> MATERIAL SHOWN
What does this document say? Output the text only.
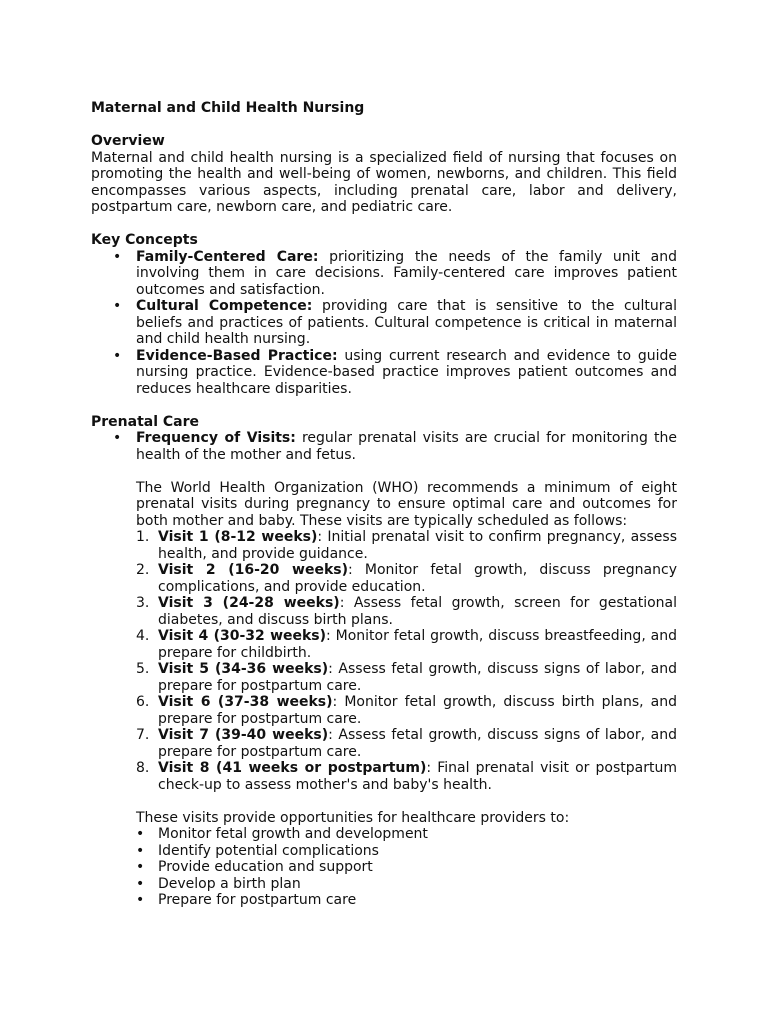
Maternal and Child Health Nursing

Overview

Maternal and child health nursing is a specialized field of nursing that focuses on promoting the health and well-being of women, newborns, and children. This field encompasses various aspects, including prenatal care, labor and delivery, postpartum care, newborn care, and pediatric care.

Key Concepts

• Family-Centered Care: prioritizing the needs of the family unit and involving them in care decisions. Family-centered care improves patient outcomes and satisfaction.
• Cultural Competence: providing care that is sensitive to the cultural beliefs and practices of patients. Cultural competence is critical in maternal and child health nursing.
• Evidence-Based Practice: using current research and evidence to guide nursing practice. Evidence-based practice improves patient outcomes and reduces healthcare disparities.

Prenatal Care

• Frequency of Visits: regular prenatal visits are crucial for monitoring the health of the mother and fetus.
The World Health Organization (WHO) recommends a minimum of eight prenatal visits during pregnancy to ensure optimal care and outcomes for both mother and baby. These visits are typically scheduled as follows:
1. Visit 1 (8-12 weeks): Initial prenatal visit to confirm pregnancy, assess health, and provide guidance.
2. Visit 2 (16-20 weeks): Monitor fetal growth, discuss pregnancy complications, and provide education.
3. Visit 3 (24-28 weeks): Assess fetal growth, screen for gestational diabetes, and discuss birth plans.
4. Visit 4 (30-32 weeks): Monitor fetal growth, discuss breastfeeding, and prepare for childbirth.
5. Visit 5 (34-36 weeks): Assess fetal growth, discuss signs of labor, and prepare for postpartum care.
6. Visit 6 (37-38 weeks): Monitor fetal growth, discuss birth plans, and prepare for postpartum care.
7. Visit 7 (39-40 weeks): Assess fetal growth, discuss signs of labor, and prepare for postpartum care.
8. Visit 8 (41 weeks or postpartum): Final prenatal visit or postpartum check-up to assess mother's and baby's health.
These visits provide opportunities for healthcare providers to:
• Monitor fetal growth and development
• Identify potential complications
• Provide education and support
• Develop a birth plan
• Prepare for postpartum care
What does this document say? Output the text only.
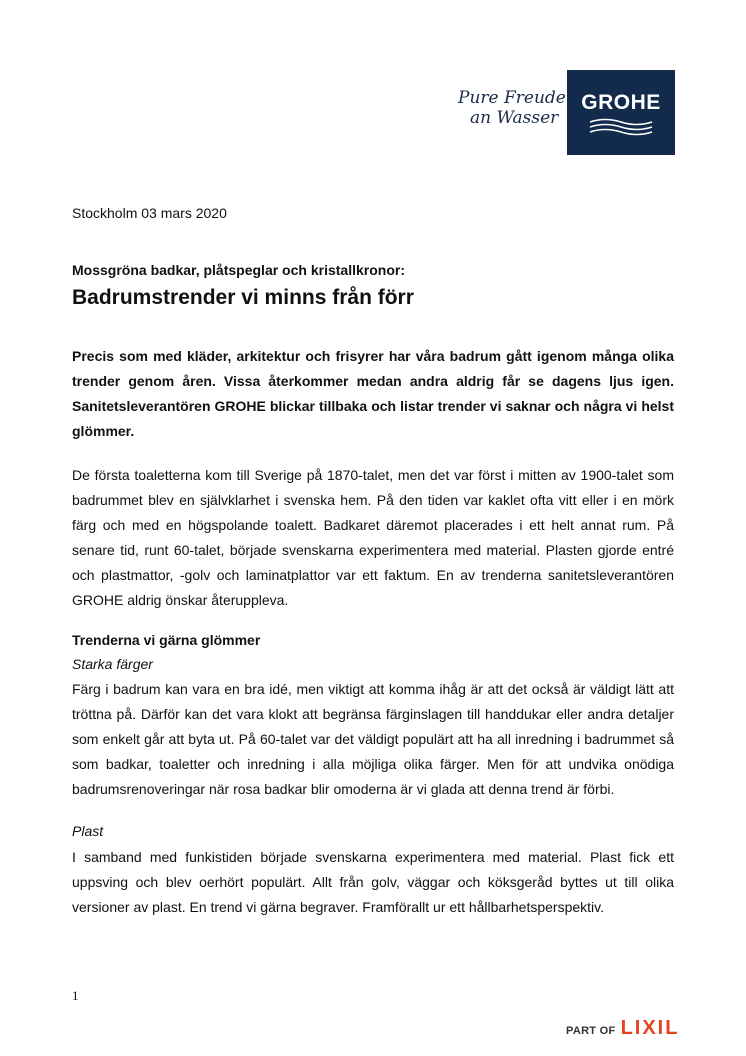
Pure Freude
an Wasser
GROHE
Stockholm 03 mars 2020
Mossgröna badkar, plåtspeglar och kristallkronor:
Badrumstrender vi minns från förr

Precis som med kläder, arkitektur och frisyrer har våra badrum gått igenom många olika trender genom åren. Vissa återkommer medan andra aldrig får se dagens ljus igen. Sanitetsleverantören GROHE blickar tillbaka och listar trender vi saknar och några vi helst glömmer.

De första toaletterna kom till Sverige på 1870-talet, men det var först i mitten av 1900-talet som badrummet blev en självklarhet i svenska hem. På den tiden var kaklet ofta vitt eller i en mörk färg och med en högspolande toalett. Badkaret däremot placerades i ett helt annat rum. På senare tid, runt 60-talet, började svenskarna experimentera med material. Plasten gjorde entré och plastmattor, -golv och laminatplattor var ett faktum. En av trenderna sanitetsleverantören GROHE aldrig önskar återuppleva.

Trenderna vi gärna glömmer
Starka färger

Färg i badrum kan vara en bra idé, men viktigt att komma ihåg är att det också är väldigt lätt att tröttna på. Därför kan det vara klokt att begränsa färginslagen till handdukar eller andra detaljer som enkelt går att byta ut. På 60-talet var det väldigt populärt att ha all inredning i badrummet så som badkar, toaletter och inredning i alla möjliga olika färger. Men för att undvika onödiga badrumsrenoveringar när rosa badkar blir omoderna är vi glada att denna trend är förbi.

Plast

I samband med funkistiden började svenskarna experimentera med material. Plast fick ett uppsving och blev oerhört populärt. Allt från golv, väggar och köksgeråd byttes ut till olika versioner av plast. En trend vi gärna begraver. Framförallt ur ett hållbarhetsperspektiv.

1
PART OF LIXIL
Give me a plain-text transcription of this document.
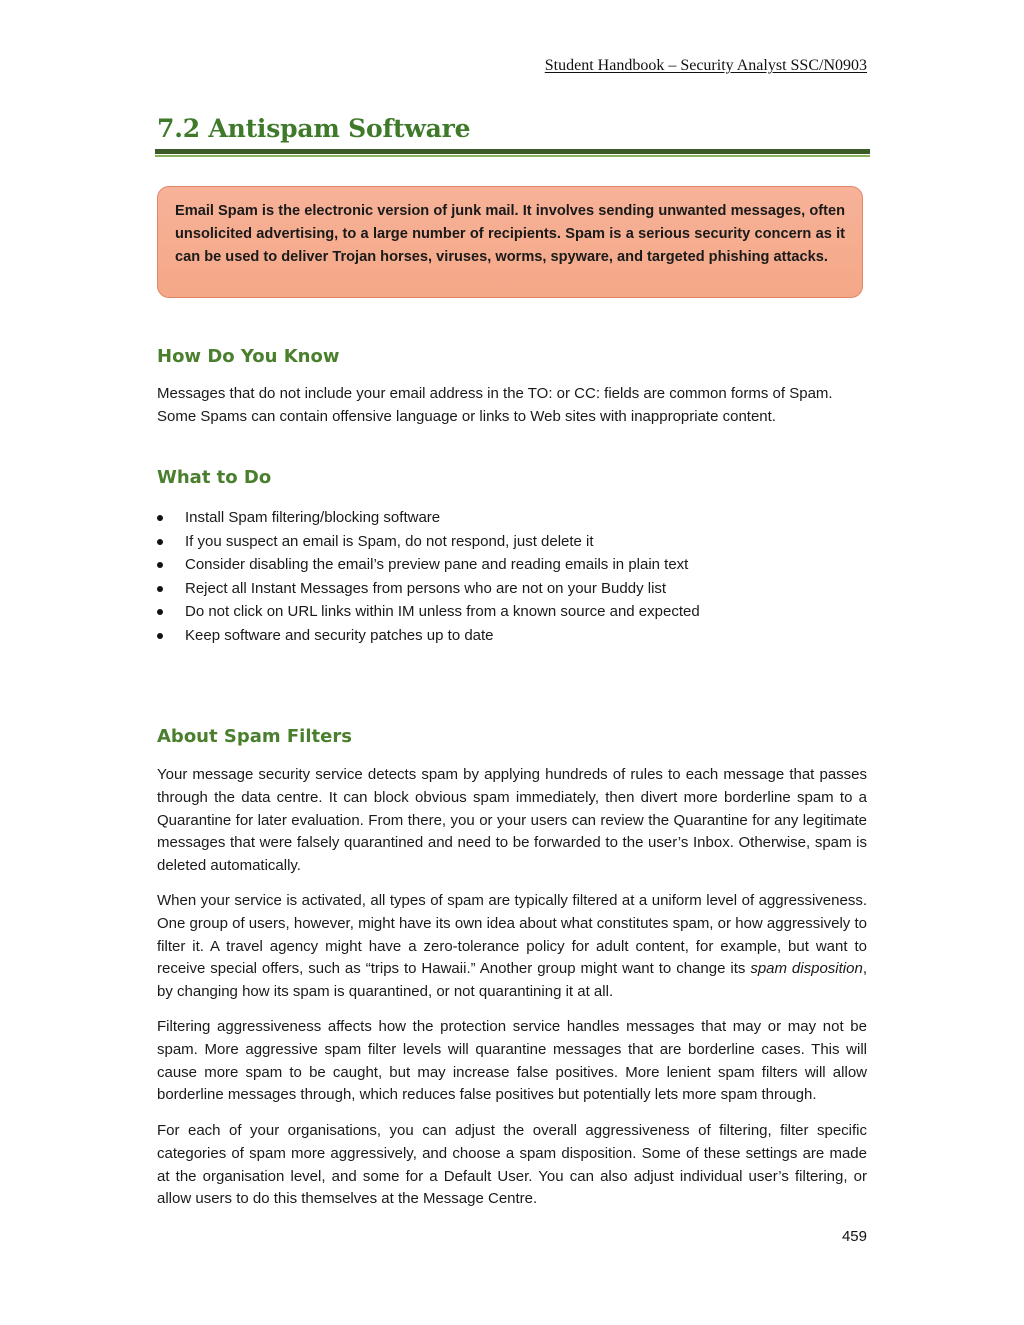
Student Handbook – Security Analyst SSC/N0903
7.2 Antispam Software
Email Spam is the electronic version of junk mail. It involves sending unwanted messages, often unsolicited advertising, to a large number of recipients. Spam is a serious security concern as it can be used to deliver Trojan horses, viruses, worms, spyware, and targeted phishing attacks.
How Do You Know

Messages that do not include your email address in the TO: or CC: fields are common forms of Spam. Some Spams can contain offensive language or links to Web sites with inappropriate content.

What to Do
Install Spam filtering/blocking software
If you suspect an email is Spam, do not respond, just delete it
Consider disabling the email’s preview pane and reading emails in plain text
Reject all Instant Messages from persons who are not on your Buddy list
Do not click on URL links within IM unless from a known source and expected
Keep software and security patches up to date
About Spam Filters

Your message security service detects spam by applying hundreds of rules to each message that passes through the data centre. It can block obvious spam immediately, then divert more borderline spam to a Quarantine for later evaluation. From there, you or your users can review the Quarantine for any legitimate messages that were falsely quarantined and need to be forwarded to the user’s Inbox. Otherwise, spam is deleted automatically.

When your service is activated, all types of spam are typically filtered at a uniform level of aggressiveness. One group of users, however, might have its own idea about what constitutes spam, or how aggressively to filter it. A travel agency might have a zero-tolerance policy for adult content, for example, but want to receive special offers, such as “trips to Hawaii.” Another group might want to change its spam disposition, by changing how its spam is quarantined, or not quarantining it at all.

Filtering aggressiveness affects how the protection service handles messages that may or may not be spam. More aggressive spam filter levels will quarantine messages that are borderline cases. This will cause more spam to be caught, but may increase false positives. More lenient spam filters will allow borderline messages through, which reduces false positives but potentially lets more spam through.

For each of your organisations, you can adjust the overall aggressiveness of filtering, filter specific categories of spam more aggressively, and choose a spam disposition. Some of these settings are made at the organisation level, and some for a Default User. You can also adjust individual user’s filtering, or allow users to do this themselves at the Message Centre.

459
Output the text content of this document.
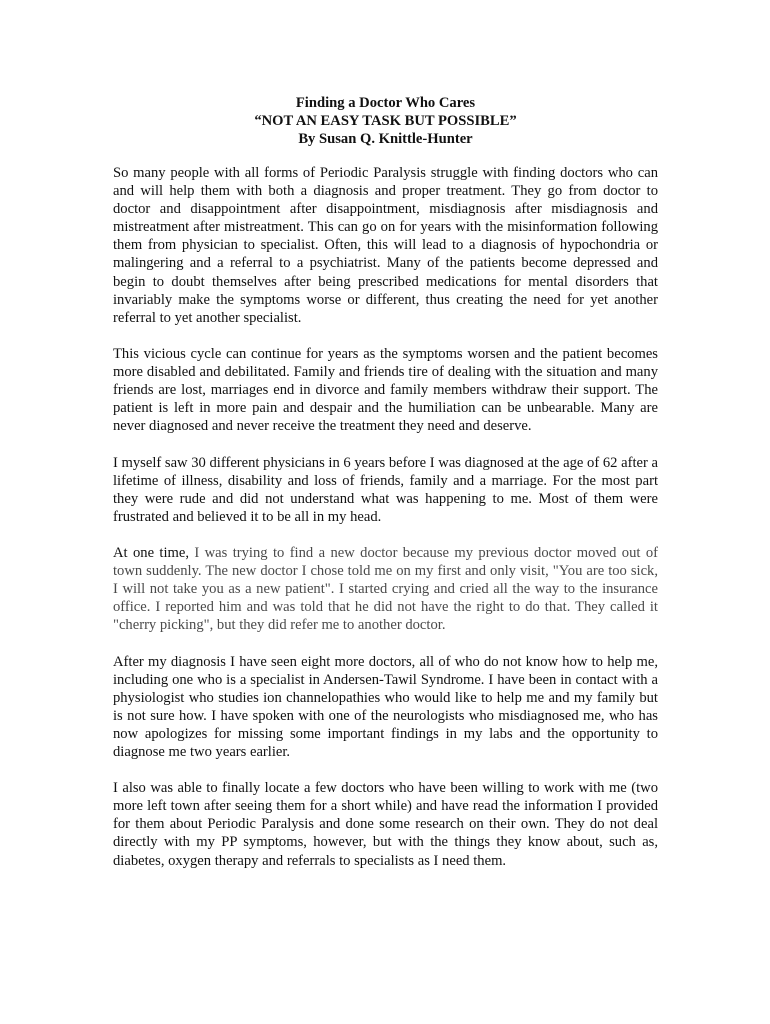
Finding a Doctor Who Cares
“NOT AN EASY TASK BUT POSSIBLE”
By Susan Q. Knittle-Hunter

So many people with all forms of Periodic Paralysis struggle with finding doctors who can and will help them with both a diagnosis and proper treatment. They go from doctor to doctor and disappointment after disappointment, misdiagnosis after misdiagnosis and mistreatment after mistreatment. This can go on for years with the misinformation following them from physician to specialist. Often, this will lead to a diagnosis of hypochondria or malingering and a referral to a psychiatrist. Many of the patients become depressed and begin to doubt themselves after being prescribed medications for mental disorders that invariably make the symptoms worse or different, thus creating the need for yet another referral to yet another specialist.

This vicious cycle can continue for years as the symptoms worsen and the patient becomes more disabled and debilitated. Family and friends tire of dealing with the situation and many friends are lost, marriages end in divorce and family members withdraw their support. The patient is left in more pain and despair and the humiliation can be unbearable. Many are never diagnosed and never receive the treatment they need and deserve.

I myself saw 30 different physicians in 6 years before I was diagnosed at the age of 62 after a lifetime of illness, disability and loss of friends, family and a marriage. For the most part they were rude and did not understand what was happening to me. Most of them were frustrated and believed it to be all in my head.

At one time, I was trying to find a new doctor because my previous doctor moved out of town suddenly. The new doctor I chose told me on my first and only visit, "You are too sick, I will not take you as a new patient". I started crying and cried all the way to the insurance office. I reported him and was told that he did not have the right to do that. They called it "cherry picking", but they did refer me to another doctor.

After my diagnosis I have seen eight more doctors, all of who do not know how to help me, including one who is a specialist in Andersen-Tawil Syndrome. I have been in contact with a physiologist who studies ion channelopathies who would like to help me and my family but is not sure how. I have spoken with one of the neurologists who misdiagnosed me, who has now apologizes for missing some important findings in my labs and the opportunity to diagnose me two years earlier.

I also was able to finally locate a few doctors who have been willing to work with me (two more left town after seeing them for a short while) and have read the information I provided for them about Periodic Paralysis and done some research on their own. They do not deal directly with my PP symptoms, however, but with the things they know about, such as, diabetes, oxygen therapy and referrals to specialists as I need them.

> TASK DESCRIPTION
Above are the records; report each line in them that includes the word "improves".

> WRITTEN ANSWER
• Family-Centered Care: prioritizing the needs of the family unit and involving them in care decisions. Family-centered care improves patient outcomes and satisfaction.
• Evidence-Based Practice: using current research and evidence to guide nursing practice. Evidence-based practice improves patient outcomes and reduces healthcare disparities.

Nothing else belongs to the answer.